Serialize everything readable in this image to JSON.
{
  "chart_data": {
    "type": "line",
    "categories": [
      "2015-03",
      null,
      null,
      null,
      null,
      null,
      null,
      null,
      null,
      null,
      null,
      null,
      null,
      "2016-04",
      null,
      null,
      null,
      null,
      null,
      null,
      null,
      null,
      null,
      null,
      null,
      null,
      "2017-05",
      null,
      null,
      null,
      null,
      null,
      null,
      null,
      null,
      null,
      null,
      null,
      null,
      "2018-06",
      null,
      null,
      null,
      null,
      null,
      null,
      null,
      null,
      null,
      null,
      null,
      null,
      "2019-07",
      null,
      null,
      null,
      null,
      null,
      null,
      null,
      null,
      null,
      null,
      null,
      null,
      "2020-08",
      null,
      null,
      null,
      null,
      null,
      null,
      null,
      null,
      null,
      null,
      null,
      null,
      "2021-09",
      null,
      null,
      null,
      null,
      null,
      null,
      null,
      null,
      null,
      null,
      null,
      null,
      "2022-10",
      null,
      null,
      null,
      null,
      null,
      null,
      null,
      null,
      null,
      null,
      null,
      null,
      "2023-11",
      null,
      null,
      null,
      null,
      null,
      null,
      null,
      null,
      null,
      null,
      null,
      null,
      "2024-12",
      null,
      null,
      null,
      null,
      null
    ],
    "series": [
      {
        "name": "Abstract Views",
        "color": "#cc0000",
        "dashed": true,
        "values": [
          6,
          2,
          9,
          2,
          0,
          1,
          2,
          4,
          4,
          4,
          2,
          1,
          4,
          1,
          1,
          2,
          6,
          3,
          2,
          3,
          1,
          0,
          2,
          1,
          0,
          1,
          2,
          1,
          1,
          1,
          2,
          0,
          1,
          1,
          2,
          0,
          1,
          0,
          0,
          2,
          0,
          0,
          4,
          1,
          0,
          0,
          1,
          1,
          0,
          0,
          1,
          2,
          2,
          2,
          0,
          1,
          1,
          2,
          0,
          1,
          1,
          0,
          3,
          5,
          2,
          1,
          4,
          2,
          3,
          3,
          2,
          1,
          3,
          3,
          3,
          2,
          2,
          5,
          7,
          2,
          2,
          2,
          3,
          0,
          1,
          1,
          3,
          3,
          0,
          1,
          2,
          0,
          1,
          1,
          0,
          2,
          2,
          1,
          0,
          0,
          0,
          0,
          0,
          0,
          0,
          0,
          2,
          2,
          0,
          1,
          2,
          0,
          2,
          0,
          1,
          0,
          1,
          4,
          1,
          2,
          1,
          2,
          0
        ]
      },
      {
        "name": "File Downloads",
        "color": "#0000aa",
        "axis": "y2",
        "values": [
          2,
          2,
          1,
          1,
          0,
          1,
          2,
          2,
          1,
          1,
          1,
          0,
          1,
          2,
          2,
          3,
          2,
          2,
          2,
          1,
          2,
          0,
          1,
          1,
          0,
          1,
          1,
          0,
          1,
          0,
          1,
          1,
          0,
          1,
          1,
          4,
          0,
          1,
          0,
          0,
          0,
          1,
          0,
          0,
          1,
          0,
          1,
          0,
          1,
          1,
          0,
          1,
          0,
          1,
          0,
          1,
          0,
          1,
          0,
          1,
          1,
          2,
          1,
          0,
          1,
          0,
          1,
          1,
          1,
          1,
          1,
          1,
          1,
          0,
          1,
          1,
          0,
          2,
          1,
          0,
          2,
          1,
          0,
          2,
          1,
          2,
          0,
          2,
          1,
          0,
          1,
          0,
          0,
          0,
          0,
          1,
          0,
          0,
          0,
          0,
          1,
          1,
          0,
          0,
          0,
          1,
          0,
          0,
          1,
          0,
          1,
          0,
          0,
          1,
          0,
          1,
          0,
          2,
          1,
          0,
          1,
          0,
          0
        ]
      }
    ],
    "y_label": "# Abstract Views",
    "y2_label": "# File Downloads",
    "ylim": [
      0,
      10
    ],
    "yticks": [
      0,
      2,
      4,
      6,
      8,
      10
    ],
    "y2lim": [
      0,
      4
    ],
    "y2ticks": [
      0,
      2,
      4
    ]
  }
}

§ EXERCISE REQUIREMENTS: Show every line from the entries above in which "Downloads" appears.

§ WRITTEN RESPONSE:
        "name": "File Downloads",
    "y2_label": "# File Downloads",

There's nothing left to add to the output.